> [Raw data]
---+---
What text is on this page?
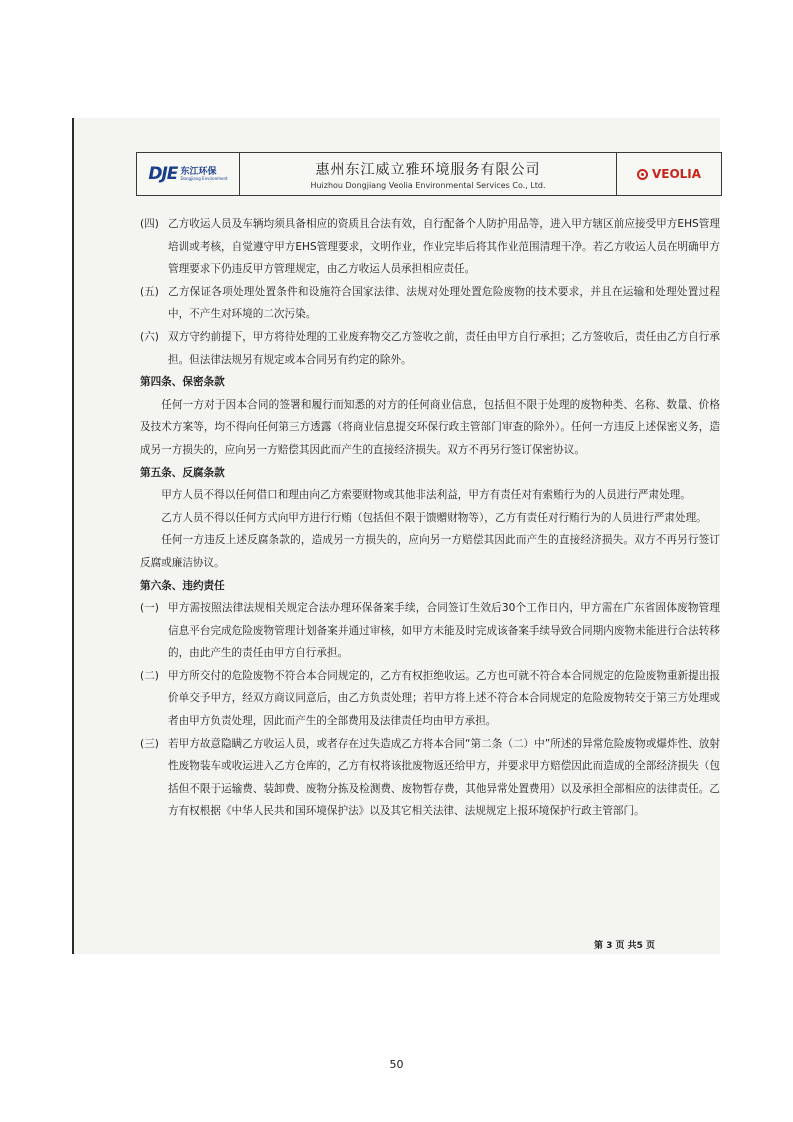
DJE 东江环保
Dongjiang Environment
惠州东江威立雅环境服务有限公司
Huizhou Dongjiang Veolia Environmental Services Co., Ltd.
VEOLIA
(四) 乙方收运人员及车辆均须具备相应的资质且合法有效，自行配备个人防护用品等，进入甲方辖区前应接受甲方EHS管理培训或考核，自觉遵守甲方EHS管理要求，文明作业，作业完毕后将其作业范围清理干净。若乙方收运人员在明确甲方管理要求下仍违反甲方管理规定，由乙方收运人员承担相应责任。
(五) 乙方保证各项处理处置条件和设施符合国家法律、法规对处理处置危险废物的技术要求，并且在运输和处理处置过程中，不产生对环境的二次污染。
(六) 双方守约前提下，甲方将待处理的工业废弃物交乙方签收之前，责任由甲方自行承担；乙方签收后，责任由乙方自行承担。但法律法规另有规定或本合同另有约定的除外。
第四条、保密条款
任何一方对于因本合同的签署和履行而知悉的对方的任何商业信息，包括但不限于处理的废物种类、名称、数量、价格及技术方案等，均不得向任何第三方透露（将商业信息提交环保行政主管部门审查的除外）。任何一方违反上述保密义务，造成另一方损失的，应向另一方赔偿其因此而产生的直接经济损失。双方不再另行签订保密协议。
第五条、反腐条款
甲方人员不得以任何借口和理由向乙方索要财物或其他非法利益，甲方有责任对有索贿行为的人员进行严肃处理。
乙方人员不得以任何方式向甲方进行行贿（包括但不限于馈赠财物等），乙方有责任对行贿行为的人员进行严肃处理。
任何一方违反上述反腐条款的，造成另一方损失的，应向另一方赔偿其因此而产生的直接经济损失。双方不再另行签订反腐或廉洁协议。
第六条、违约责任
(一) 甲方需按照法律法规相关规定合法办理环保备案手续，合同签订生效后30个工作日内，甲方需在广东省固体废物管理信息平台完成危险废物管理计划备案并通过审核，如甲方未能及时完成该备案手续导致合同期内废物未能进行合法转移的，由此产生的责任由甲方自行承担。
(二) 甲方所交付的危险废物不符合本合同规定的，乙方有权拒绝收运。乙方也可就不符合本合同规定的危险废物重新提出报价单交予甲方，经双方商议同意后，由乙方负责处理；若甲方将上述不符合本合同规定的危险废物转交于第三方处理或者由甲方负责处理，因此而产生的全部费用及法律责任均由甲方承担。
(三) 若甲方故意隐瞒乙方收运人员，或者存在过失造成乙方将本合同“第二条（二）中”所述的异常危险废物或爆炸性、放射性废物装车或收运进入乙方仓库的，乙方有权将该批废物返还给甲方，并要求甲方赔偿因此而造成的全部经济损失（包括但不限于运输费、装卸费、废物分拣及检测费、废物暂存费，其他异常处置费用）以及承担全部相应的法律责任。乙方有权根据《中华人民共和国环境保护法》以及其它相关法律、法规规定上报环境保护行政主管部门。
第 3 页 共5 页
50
---+---
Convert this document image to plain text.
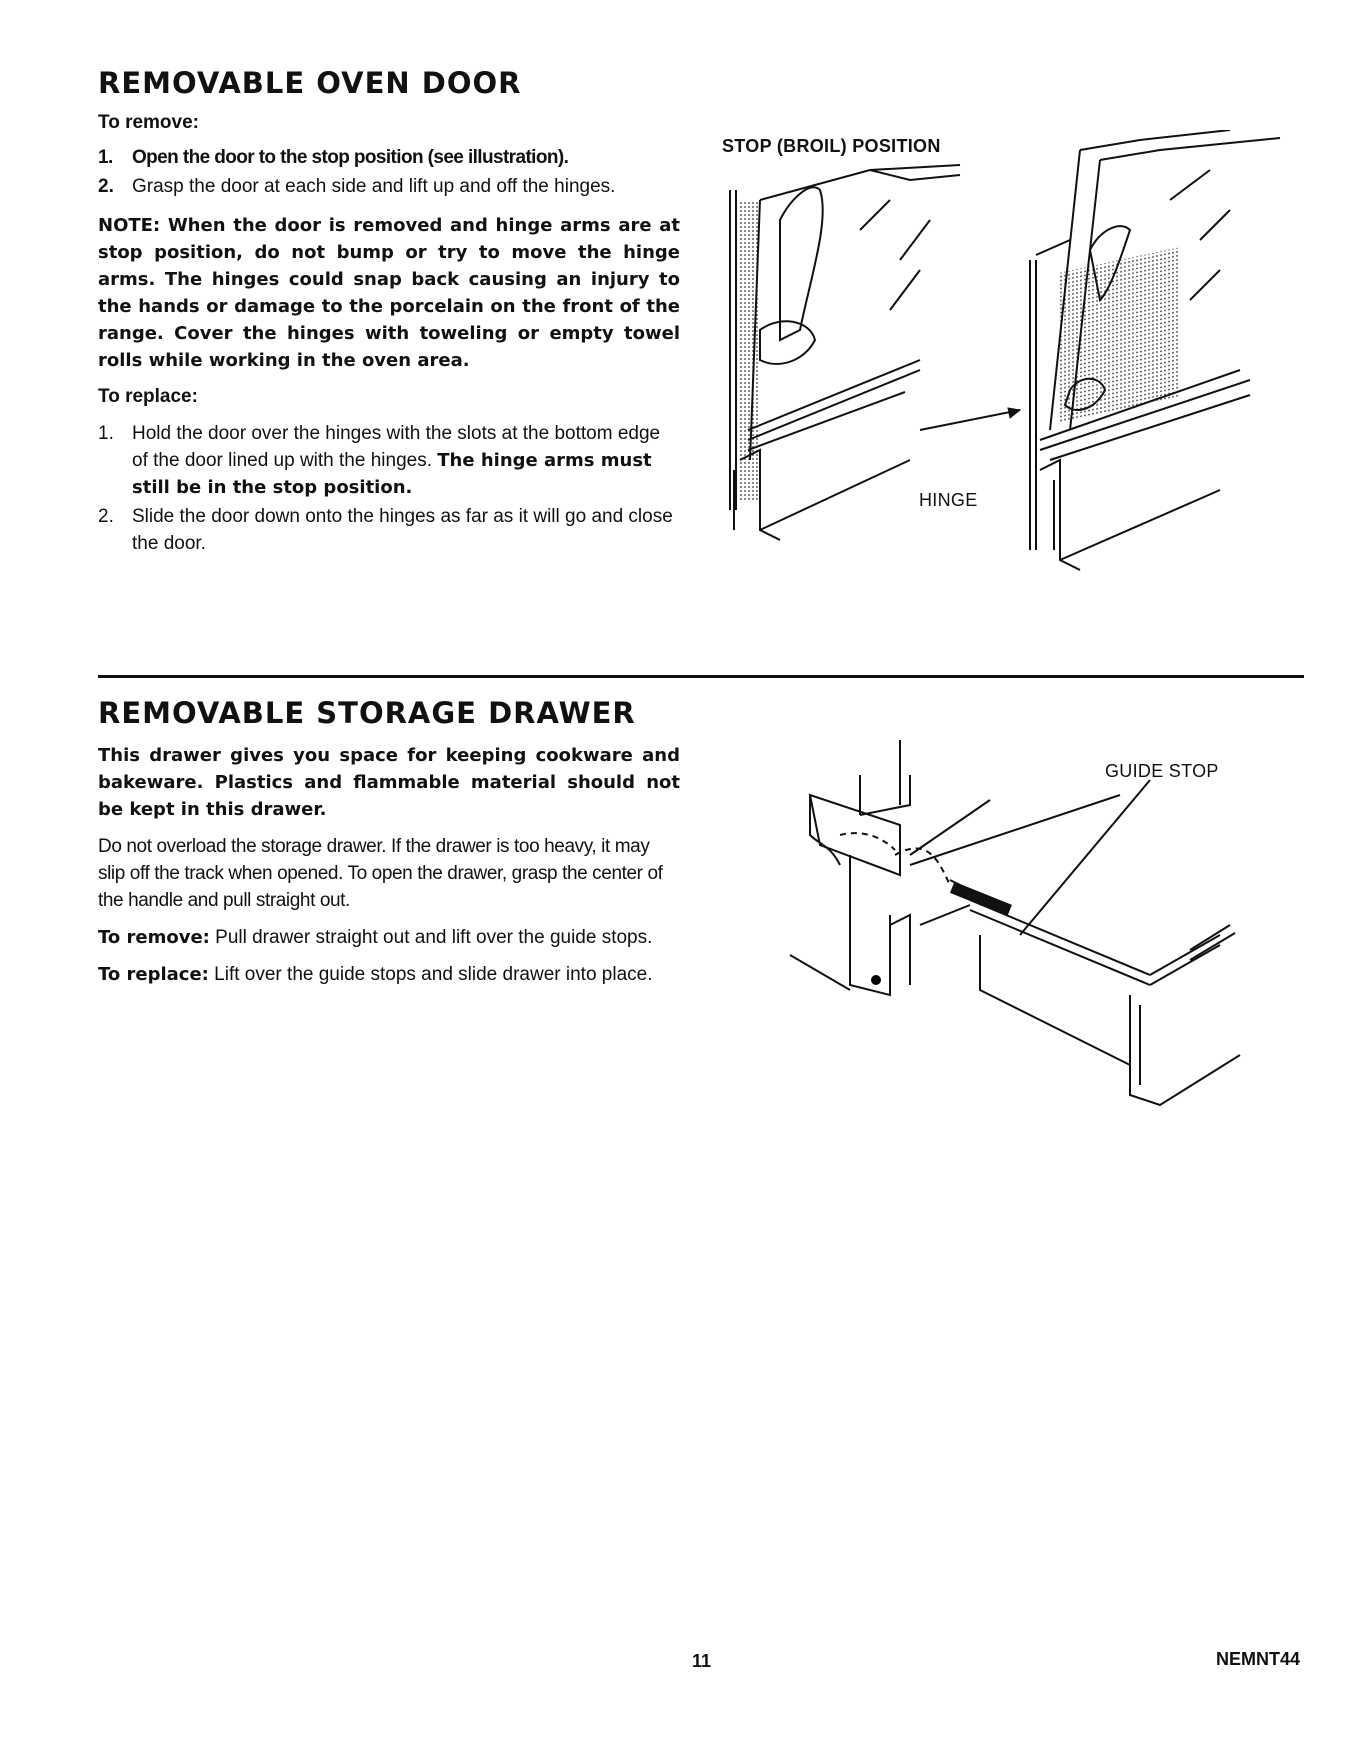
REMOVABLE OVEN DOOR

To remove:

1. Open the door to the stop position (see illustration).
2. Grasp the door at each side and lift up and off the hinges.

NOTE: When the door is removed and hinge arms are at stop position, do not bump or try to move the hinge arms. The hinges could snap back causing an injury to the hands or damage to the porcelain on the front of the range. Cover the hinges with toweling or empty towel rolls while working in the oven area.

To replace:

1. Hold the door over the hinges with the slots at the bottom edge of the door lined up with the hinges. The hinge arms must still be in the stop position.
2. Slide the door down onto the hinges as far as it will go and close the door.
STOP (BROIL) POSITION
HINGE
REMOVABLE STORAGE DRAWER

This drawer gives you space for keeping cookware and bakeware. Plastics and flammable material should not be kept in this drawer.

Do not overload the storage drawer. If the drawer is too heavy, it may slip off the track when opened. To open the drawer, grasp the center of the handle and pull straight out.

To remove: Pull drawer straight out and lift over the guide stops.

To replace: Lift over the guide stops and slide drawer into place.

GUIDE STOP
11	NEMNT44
---+---
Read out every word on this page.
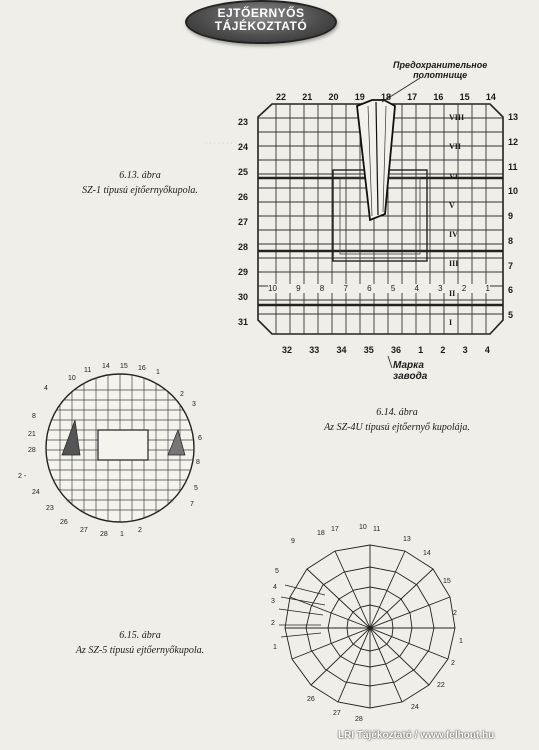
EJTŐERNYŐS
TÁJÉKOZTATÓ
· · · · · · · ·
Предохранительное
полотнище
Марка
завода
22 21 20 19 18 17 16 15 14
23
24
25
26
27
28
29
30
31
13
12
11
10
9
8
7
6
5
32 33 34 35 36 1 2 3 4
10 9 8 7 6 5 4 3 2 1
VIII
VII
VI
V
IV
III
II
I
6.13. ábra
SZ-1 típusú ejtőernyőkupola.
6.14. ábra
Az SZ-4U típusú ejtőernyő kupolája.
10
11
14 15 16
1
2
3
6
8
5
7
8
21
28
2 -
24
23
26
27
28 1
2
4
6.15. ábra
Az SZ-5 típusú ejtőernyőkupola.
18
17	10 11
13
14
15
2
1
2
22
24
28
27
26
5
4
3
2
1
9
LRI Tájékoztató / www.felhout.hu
---+---
> [Exercise instructions]
Copy all lines from the listing that contain "ejtőernyőkupola".

> [Reply]
SZ-1 típusú ejtőernyőkupola.
Az SZ-5 típusú ejtőernyőkupola.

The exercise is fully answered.